E foi depois de cair nessa página que eu resolvi tentar retomar a leitura do LotR, e assim, li os acima referidos dois capítulos antes de ir dormir, o que conclui esta mui coesa história contada in media res.

Comentários (7)

Esperanto Antauen, 2013-03-27 14:19:35 -0300 #

Esse país é muito pobre.


Marcus Aurelius, 2013-03-30 01:00:57 -0300 #

Não entendi o comentário acima...

Achei Quenya muito espanhólico sonoramente (acho que nunca tinha ouvido, mas esse ë no final me é familiar... acho que li em algum lugar que ele só existe para anglófonos não pensarem que a língua tem Es mudos no final, haha)


Vítor De Araújo, 2013-03-30 15:08:59 -0300 #

O comentário ante-acima é um trocadilho infame by Hélio. :P

Quanto ao 'ë', sim, é exatamente esse o propósito. Mas aí o Tolkien inventa que 'c' tem sempre som de [k], sacaneando anglófonos e não-anglófonos igualmente. :P


John Gamboa, 2013-04-21 19:08:11 -0300 #

Bááá... daria pra construir condicionais de vários formas sem usar "se" explicitamente:

(usemos a frase "se ela comer meu bolo, mato-a" pra comparar)

1 - podes usar cheat e dizer que "caso" não é um "se" disfarçado e aí sair falando "caso + subjuntivo" (no inglês, o equivalente talvez fosse usar o "should"):

"Caso ela coma meu bolo, mato-a"

2 - podes usar o gerúndio do verbo (normalmente o sentido fica sutilmente alterado, mas funciona):

"Comendo ela meu bolo, mato-a"

3 - dá pra usar uma coordenação aditiva (acho que funciona sempre):

"Ela come meu bolo, e eu a mato"

** Dados para análise **
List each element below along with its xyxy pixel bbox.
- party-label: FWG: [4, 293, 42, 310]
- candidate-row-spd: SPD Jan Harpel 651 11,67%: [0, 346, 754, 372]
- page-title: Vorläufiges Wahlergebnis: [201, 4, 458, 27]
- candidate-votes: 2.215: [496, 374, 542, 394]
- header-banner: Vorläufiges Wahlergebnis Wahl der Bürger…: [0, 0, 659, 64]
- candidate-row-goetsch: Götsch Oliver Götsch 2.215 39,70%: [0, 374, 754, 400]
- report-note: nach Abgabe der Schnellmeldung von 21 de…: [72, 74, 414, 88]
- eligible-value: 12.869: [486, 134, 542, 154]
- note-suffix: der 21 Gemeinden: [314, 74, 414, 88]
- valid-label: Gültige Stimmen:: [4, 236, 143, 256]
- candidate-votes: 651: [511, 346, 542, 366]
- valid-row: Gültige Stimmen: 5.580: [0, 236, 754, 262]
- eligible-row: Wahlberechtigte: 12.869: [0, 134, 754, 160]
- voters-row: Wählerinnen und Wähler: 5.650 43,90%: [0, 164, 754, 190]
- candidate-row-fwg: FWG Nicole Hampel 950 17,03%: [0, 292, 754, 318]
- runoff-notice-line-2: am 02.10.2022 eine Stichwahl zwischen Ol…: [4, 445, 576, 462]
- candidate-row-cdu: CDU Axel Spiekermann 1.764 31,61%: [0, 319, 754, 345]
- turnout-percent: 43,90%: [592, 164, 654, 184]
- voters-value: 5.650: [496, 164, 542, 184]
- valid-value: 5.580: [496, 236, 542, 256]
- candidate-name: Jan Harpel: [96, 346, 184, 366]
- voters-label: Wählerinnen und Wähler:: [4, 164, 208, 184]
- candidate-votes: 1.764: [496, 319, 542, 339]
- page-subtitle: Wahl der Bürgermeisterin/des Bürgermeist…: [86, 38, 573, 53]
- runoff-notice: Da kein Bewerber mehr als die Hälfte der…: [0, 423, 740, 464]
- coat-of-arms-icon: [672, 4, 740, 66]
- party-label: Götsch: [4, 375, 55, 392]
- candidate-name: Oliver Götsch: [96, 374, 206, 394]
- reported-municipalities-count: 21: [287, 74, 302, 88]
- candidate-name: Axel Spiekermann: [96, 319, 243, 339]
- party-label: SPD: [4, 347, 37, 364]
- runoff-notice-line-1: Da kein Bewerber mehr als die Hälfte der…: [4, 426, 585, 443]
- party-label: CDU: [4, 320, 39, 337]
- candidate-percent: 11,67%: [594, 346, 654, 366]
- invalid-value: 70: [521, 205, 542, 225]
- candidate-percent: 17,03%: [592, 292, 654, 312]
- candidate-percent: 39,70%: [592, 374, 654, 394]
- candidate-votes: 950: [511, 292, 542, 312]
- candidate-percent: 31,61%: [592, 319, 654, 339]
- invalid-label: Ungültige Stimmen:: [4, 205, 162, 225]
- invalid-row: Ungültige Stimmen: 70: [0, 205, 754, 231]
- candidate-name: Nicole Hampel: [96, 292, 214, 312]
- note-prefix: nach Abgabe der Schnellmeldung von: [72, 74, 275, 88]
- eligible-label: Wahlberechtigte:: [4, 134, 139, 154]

** O que fazer **
1) Repita o trecho entre "Achei Quenya muito" e "no final, haha)", inclusive.
2) Liste os nomes de todos os autores dos comentários publicados no trecho.

** Respostas das tarefas **
1)
Achei Quenya muito espanhólico sonoramente (acho que nunca tinha ouvido, mas esse ë no final me é familiar... acho que li em algum lugar que ele só existe para anglófonos não pensarem que a língua tem Es mudos no final, haha)

2)
Esperanto Antauen
Marcus Aurelius
Vítor De Araújo
John Gamboa